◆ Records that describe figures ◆
----

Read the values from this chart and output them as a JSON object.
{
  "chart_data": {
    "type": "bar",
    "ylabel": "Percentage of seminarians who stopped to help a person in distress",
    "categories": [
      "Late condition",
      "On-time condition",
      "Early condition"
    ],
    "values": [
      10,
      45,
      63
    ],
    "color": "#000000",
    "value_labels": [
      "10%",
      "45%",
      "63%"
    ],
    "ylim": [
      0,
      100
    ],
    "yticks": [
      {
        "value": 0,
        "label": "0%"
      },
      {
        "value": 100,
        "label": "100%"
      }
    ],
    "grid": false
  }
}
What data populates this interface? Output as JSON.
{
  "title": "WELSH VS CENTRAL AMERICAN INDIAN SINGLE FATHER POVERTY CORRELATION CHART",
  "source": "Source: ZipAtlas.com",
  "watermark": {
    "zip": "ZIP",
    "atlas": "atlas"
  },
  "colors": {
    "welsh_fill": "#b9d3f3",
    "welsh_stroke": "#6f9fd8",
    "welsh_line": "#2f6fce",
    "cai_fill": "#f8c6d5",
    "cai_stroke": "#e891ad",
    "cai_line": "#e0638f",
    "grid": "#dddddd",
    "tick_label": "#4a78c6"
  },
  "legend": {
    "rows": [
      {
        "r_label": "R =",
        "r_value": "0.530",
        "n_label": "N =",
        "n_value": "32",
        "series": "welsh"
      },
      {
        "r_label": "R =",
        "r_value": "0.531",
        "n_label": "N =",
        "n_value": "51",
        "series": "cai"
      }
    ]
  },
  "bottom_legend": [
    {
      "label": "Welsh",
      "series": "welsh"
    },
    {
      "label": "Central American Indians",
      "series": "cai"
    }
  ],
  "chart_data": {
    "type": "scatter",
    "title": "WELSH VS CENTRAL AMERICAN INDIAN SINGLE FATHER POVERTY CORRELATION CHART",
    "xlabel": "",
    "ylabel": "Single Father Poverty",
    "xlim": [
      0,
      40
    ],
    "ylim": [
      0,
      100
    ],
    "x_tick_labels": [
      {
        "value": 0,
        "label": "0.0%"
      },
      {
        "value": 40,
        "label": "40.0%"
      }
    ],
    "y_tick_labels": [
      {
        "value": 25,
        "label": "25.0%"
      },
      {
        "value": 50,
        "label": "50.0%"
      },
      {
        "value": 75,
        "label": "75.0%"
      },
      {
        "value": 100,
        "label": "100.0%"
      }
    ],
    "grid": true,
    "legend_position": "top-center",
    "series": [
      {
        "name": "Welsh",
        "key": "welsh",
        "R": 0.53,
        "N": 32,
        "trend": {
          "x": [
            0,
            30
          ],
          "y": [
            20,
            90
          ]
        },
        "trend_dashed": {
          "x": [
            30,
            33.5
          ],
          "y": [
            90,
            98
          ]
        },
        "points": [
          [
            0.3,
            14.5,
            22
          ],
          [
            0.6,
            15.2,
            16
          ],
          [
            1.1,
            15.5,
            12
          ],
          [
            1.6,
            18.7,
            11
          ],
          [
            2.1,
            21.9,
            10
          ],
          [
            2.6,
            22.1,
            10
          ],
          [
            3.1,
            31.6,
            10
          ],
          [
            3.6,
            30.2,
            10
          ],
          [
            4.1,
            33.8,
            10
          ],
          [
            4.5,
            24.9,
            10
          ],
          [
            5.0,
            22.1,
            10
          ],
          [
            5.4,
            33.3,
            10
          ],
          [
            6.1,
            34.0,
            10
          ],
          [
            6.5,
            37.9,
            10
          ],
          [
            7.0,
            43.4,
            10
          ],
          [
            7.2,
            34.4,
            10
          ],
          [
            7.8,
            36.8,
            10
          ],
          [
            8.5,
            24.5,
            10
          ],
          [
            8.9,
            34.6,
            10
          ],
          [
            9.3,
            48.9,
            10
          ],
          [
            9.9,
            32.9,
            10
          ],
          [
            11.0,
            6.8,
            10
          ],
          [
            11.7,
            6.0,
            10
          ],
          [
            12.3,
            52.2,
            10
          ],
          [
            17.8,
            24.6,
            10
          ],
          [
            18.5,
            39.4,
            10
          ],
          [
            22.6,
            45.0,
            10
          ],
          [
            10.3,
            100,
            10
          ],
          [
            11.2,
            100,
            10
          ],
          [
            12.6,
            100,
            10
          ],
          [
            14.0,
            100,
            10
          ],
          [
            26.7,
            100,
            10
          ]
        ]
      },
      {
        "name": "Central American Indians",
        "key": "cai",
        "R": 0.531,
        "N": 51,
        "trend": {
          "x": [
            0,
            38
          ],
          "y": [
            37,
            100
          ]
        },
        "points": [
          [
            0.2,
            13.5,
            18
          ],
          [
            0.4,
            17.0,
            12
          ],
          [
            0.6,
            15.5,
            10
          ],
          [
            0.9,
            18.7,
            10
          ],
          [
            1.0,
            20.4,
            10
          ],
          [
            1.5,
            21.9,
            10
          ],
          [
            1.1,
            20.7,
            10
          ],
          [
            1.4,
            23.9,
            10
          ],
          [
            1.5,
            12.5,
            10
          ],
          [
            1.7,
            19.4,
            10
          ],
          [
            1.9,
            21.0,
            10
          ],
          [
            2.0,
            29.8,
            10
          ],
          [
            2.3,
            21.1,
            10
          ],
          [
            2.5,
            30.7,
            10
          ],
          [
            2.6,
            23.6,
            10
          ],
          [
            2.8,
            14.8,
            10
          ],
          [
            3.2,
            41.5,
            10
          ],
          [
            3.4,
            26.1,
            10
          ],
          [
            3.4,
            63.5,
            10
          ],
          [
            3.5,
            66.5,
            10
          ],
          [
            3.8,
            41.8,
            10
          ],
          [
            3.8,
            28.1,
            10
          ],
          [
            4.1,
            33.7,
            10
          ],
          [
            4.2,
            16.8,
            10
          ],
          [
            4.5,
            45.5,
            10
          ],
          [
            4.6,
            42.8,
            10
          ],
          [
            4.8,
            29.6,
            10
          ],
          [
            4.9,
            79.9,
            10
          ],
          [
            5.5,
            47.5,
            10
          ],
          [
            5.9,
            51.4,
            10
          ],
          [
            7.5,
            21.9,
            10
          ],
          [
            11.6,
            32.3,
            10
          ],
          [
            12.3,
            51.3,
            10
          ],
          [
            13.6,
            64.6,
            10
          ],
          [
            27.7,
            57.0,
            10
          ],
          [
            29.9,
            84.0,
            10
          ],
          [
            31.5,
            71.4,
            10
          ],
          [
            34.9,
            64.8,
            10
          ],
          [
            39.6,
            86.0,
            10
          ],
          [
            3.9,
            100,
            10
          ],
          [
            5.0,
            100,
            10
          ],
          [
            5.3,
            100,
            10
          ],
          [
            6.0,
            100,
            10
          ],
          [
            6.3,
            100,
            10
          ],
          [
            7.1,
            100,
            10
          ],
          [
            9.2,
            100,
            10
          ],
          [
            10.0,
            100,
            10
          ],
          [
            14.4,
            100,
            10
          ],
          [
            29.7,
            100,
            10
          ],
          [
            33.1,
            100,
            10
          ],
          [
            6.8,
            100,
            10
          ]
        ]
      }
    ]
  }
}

----

◆ Prompt ◆
Repeat every line of the data, exactly and in full.

◆ The answer ◆
Read the values from this chart and output them as a JSON object.
{
  "chart_data": {
    "type": "bar",
    "ylabel": "Percentage of seminarians who stopped to help a person in distress",
    "categories": [
      "Late condition",
      "On-time condition",
      "Early condition"
    ],
    "values": [
      10,
      45,
      63
    ],
    "color": "#000000",
    "value_labels": [
      "10%",
      "45%",
      "63%"
    ],
    "ylim": [
      0,
      100
    ],
    "yticks": [
      {
        "value": 0,
        "label": "0%"
      },
      {
        "value": 100,
        "label": "100%"
      }
    ],
    "grid": false
  }
}
What data populates this interface? Output as JSON.
{
  "title": "WELSH VS CENTRAL AMERICAN INDIAN SINGLE FATHER POVERTY CORRELATION CHART",
  "source": "Source: ZipAtlas.com",
  "watermark": {
    "zip": "ZIP",
    "atlas": "atlas"
  },
  "colors": {
    "welsh_fill": "#b9d3f3",
    "welsh_stroke": "#6f9fd8",
    "welsh_line": "#2f6fce",
    "cai_fill": "#f8c6d5",
    "cai_stroke": "#e891ad",
    "cai_line": "#e0638f",
    "grid": "#dddddd",
    "tick_label": "#4a78c6"
  },
  "legend": {
    "rows": [
      {
        "r_label": "R =",
        "r_value": "0.530",
        "n_label": "N =",
        "n_value": "32",
        "series": "welsh"
      },
      {
        "r_label": "R =",
        "r_value": "0.531",
        "n_label": "N =",
        "n_value": "51",
        "series": "cai"
      }
    ]
  },
  "bottom_legend": [
    {
      "label": "Welsh",
      "series": "welsh"
    },
    {
      "label": "Central American Indians",
      "series": "cai"
    }
  ],
  "chart_data": {
    "type": "scatter",
    "title": "WELSH VS CENTRAL AMERICAN INDIAN SINGLE FATHER POVERTY CORRELATION CHART",
    "xlabel": "",
    "ylabel": "Single Father Poverty",
    "xlim": [
      0,
      40
    ],
    "ylim": [
      0,
      100
    ],
    "x_tick_labels": [
      {
        "value": 0,
        "label": "0.0%"
      },
      {
        "value": 40,
        "label": "40.0%"
      }
    ],
    "y_tick_labels": [
      {
        "value": 25,
        "label": "25.0%"
      },
      {
        "value": 50,
        "label": "50.0%"
      },
      {
        "value": 75,
        "label": "75.0%"
      },
      {
        "value": 100,
        "label": "100.0%"
      }
    ],
    "grid": true,
    "legend_position": "top-center",
    "series": [
      {
        "name": "Welsh",
        "key": "welsh",
        "R": 0.53,
        "N": 32,
        "trend": {
          "x": [
            0,
            30
          ],
          "y": [
            20,
            90
          ]
        },
        "trend_dashed": {
          "x": [
            30,
            33.5
          ],
          "y": [
            90,
            98
          ]
        },
        "points": [
          [
            0.3,
            14.5,
            22
          ],
          [
            0.6,
            15.2,
            16
          ],
          [
            1.1,
            15.5,
            12
          ],
          [
            1.6,
            18.7,
            11
          ],
          [
            2.1,
            21.9,
            10
          ],
          [
            2.6,
            22.1,
            10
          ],
          [
            3.1,
            31.6,
            10
          ],
          [
            3.6,
            30.2,
            10
          ],
          [
            4.1,
            33.8,
            10
          ],
          [
            4.5,
            24.9,
            10
          ],
          [
            5.0,
            22.1,
            10
          ],
          [
            5.4,
            33.3,
            10
          ],
          [
            6.1,
            34.0,
            10
          ],
          [
            6.5,
            37.9,
            10
          ],
          [
            7.0,
            43.4,
            10
          ],
          [
            7.2,
            34.4,
            10
          ],
          [
            7.8,
            36.8,
            10
          ],
          [
            8.5,
            24.5,
            10
          ],
          [
            8.9,
            34.6,
            10
          ],
          [
            9.3,
            48.9,
            10
          ],
          [
            9.9,
            32.9,
            10
          ],
          [
            11.0,
            6.8,
            10
          ],
          [
            11.7,
            6.0,
            10
          ],
          [
            12.3,
            52.2,
            10
          ],
          [
            17.8,
            24.6,
            10
          ],
          [
            18.5,
            39.4,
            10
          ],
          [
            22.6,
            45.0,
            10
          ],
          [
            10.3,
            100,
            10
          ],
          [
            11.2,
            100,
            10
          ],
          [
            12.6,
            100,
            10
          ],
          [
            14.0,
            100,
            10
          ],
          [
            26.7,
            100,
            10
          ]
        ]
      },
      {
        "name": "Central American Indians",
        "key": "cai",
        "R": 0.531,
        "N": 51,
        "trend": {
          "x": [
            0,
            38
          ],
          "y": [
            37,
            100
          ]
        },
        "points": [
          [
            0.2,
            13.5,
            18
          ],
          [
            0.4,
            17.0,
            12
          ],
          [
            0.6,
            15.5,
            10
          ],
          [
            0.9,
            18.7,
            10
          ],
          [
            1.0,
            20.4,
            10
          ],
          [
            1.5,
            21.9,
            10
          ],
          [
            1.1,
            20.7,
            10
          ],
          [
            1.4,
            23.9,
            10
          ],
          [
            1.5,
            12.5,
            10
          ],
          [
            1.7,
            19.4,
            10
          ],
          [
            1.9,
            21.0,
            10
          ],
          [
            2.0,
            29.8,
            10
          ],
          [
            2.3,
            21.1,
            10
          ],
          [
            2.5,
            30.7,
            10
          ],
          [
            2.6,
            23.6,
            10
          ],
          [
            2.8,
            14.8,
            10
          ],
          [
            3.2,
            41.5,
            10
          ],
          [
            3.4,
            26.1,
            10
          ],
          [
            3.4,
            63.5,
            10
          ],
          [
            3.5,
            66.5,
            10
          ],
          [
            3.8,
            41.8,
            10
          ],
          [
            3.8,
            28.1,
            10
          ],
          [
            4.1,
            33.7,
            10
          ],
          [
            4.2,
            16.8,
            10
          ],
          [
            4.5,
            45.5,
            10
          ],
          [
            4.6,
            42.8,
            10
          ],
          [
            4.8,
            29.6,
            10
          ],
          [
            4.9,
            79.9,
            10
          ],
          [
            5.5,
            47.5,
            10
          ],
          [
            5.9,
            51.4,
            10
          ],
          [
            7.5,
            21.9,
            10
          ],
          [
            11.6,
            32.3,
            10
          ],
          [
            12.3,
            51.3,
            10
          ],
          [
            13.6,
            64.6,
            10
          ],
          [
            27.7,
            57.0,
            10
          ],
          [
            29.9,
            84.0,
            10
          ],
          [
            31.5,
            71.4,
            10
          ],
          [
            34.9,
            64.8,
            10
          ],
          [
            39.6,
            86.0,
            10
          ],
          [
            3.9,
            100,
            10
          ],
          [
            5.0,
            100,
            10
          ],
          [
            5.3,
            100,
            10
          ],
          [
            6.0,
            100,
            10
          ],
          [
            6.3,
            100,
            10
          ],
          [
            7.1,
            100,
            10
          ],
          [
            9.2,
            100,
            10
          ],
          [
            10.0,
            100,
            10
          ],
          [
            14.4,
            100,
            10
          ],
          [
            29.7,
            100,
            10
          ],
          [
            33.1,
            100,
            10
          ],
          [
            6.8,
            100,
            10
          ]
        ]
      }
    ]
  }
}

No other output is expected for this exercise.